=== Excerpted records ===

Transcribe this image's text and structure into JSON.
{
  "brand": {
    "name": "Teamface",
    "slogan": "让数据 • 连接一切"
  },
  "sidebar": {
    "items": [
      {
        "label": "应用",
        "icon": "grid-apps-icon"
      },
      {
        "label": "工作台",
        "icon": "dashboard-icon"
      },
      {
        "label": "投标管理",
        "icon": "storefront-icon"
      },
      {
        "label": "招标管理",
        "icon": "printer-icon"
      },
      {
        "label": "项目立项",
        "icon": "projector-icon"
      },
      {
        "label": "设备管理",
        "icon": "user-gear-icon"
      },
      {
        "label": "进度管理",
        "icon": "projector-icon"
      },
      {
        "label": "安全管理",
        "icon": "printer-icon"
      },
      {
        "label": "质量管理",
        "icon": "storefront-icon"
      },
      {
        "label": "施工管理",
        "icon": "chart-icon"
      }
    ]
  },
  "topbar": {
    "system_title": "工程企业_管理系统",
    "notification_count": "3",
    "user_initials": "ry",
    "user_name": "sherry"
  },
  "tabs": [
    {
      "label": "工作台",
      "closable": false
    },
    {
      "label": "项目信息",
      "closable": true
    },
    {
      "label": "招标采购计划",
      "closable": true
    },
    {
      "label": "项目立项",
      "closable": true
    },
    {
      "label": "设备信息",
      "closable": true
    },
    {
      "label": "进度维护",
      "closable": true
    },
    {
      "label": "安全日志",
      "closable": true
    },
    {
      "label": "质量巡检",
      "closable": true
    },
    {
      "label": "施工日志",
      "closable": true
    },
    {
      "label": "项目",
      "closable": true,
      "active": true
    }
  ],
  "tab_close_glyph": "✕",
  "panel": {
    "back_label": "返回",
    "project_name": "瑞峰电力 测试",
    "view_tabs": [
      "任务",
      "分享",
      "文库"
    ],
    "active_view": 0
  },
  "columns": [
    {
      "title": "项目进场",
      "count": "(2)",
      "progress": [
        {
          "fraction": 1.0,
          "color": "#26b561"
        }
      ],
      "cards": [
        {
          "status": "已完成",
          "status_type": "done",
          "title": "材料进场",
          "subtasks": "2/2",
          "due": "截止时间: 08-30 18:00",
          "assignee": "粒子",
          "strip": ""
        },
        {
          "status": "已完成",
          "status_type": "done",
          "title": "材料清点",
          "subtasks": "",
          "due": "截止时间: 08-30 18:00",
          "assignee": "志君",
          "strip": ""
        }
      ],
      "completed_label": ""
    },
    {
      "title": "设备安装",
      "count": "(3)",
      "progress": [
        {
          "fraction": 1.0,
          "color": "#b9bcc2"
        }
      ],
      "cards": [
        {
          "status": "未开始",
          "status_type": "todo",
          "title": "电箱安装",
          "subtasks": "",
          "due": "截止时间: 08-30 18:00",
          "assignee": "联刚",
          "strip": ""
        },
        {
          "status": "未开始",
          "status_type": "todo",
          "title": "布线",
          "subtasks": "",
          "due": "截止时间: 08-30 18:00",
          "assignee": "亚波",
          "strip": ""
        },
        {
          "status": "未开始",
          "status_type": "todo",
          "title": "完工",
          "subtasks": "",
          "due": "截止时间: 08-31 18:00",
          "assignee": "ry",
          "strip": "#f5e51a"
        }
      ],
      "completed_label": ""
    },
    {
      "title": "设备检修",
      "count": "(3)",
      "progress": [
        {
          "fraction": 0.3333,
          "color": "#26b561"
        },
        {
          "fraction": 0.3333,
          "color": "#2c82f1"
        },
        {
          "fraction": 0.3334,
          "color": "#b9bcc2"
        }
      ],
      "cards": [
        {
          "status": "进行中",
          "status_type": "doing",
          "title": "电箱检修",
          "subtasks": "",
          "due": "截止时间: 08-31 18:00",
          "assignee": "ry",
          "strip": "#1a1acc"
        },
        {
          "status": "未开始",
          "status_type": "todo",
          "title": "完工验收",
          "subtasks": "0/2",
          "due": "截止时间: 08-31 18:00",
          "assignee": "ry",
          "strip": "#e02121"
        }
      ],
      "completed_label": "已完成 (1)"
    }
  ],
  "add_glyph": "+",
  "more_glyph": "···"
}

=== What to work on ===
Set all of the entries down again, exactly as they were given.

=== Solution below ===
Transcribe this image's text and structure into JSON.
{
  "brand": {
    "name": "Teamface",
    "slogan": "让数据 • 连接一切"
  },
  "sidebar": {
    "items": [
      {
        "label": "应用",
        "icon": "grid-apps-icon"
      },
      {
        "label": "工作台",
        "icon": "dashboard-icon"
      },
      {
        "label": "投标管理",
        "icon": "storefront-icon"
      },
      {
        "label": "招标管理",
        "icon": "printer-icon"
      },
      {
        "label": "项目立项",
        "icon": "projector-icon"
      },
      {
        "label": "设备管理",
        "icon": "user-gear-icon"
      },
      {
        "label": "进度管理",
        "icon": "projector-icon"
      },
      {
        "label": "安全管理",
        "icon": "printer-icon"
      },
      {
        "label": "质量管理",
        "icon": "storefront-icon"
      },
      {
        "label": "施工管理",
        "icon": "chart-icon"
      }
    ]
  },
  "topbar": {
    "system_title": "工程企业_管理系统",
    "notification_count": "3",
    "user_initials": "ry",
    "user_name": "sherry"
  },
  "tabs": [
    {
      "label": "工作台",
      "closable": false
    },
    {
      "label": "项目信息",
      "closable": true
    },
    {
      "label": "招标采购计划",
      "closable": true
    },
    {
      "label": "项目立项",
      "closable": true
    },
    {
      "label": "设备信息",
      "closable": true
    },
    {
      "label": "进度维护",
      "closable": true
    },
    {
      "label": "安全日志",
      "closable": true
    },
    {
      "label": "质量巡检",
      "closable": true
    },
    {
      "label": "施工日志",
      "closable": true
    },
    {
      "label": "项目",
      "closable": true,
      "active": true
    }
  ],
  "tab_close_glyph": "✕",
  "panel": {
    "back_label": "返回",
    "project_name": "瑞峰电力 测试",
    "view_tabs": [
      "任务",
      "分享",
      "文库"
    ],
    "active_view": 0
  },
  "columns": [
    {
      "title": "项目进场",
      "count": "(2)",
      "progress": [
        {
          "fraction": 1.0,
          "color": "#26b561"
        }
      ],
      "cards": [
        {
          "status": "已完成",
          "status_type": "done",
          "title": "材料进场",
          "subtasks": "2/2",
          "due": "截止时间: 08-30 18:00",
          "assignee": "粒子",
          "strip": ""
        },
        {
          "status": "已完成",
          "status_type": "done",
          "title": "材料清点",
          "subtasks": "",
          "due": "截止时间: 08-30 18:00",
          "assignee": "志君",
          "strip": ""
        }
      ],
      "completed_label": ""
    },
    {
      "title": "设备安装",
      "count": "(3)",
      "progress": [
        {
          "fraction": 1.0,
          "color": "#b9bcc2"
        }
      ],
      "cards": [
        {
          "status": "未开始",
          "status_type": "todo",
          "title": "电箱安装",
          "subtasks": "",
          "due": "截止时间: 08-30 18:00",
          "assignee": "联刚",
          "strip": ""
        },
        {
          "status": "未开始",
          "status_type": "todo",
          "title": "布线",
          "subtasks": "",
          "due": "截止时间: 08-30 18:00",
          "assignee": "亚波",
          "strip": ""
        },
        {
          "status": "未开始",
          "status_type": "todo",
          "title": "完工",
          "subtasks": "",
          "due": "截止时间: 08-31 18:00",
          "assignee": "ry",
          "strip": "#f5e51a"
        }
      ],
      "completed_label": ""
    },
    {
      "title": "设备检修",
      "count": "(3)",
      "progress": [
        {
          "fraction": 0.3333,
          "color": "#26b561"
        },
        {
          "fraction": 0.3333,
          "color": "#2c82f1"
        },
        {
          "fraction": 0.3334,
          "color": "#b9bcc2"
        }
      ],
      "cards": [
        {
          "status": "进行中",
          "status_type": "doing",
          "title": "电箱检修",
          "subtasks": "",
          "due": "截止时间: 08-31 18:00",
          "assignee": "ry",
          "strip": "#1a1acc"
        },
        {
          "status": "未开始",
          "status_type": "todo",
          "title": "完工验收",
          "subtasks": "0/2",
          "due": "截止时间: 08-31 18:00",
          "assignee": "ry",
          "strip": "#e02121"
        }
      ],
      "completed_label": "已完成 (1)"
    }
  ],
  "add_glyph": "+",
  "more_glyph": "···"
}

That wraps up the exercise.